===== DATA EXTRACT

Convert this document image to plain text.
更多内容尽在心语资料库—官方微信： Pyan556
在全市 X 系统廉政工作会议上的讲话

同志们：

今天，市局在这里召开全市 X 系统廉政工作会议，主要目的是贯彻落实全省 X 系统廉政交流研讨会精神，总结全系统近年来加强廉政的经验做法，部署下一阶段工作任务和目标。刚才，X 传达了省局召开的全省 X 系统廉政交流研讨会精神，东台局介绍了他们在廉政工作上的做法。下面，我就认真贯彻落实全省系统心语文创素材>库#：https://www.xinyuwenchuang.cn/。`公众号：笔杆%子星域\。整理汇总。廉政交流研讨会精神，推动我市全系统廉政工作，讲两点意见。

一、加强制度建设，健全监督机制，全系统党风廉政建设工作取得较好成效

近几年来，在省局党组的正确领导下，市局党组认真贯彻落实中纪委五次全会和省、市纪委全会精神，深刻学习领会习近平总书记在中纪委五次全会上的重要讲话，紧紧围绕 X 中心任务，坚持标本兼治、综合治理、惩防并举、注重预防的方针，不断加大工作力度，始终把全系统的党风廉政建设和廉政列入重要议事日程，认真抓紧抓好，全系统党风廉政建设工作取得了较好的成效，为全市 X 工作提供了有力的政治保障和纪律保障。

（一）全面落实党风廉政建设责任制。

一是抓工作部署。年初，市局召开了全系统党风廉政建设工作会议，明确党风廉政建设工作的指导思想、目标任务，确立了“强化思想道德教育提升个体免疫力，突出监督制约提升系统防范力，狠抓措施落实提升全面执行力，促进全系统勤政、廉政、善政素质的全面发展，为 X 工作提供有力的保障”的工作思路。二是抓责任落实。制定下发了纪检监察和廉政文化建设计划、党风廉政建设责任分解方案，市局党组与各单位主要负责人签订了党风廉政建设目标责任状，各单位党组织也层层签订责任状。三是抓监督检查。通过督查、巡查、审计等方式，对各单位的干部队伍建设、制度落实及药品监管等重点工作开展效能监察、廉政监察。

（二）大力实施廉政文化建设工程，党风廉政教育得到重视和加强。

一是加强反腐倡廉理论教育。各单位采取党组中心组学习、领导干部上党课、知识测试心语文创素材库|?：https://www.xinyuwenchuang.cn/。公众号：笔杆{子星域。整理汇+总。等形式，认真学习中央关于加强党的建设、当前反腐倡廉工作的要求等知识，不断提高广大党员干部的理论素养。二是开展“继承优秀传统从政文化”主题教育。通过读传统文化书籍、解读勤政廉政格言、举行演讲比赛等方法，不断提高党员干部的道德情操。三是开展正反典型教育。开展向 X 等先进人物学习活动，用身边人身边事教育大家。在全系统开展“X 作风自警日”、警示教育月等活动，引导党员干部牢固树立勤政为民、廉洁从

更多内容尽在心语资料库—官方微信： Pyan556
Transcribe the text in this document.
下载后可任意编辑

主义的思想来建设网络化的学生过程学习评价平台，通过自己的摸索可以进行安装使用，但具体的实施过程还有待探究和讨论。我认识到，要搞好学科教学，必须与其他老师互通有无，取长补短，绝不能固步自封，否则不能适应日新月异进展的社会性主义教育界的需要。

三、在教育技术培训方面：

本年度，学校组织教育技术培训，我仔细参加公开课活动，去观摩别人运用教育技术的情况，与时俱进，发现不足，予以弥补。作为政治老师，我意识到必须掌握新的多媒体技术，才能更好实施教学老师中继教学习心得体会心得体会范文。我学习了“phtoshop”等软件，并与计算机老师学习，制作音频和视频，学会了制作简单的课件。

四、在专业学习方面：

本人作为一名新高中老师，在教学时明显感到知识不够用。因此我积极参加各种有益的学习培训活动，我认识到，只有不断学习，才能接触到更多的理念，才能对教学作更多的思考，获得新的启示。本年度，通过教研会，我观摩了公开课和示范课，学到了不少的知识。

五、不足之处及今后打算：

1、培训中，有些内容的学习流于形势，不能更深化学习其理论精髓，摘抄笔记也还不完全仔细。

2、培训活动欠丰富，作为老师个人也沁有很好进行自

==========

▶ GOAL: Reproduce each line of the material containing the word "xinyuwenchuang".

▶ WRITTEN RESPONSE:
今天，市局在这里召开全市 X 系统廉政工作会议，主要目的是贯彻落实全省 X 系统廉政交流研讨会精神，总结全系统近年来加强廉政的经验做法，部署下一阶段工作任务和目标。刚才，X 传达了省局召开的全省 X 系统廉政交流研讨会精神，东台局介绍了他们在廉政工作上的做法。下面，我就认真贯彻落实全省系统心语文创素材>库#：https://www.xinyuwenchuang.cn/。`公众号：笔杆%子星域\。整理汇总。廉政交流研讨会精神，推动我市全系统廉政工作，讲两点意见。
一是加强反腐倡廉理论教育。各单位采取党组中心组学习、领导干部上党课、知识测试心语文创素材库|?：https://www.xinyuwenchuang.cn/。公众号：笔杆{子星域。整理汇+总。等形式，认真学习中央关于加强党的建设、当前反腐倡廉工作的要求等知识，不断提高广大党员干部的理论素养。二是开展“继承优秀传统从政文化”主题教育。通过读传统文化书籍、解读勤政廉政格言、举行演讲比赛等方法，不断提高党员干部的道德情操。三是开展正反典型教育。开展向 X 等先进人物学习活动，用身边人身边事教育大家。在全系统开展“X 作风自警日”、警示教育月等活动，引导党员干部牢固树立勤政为民、廉洁从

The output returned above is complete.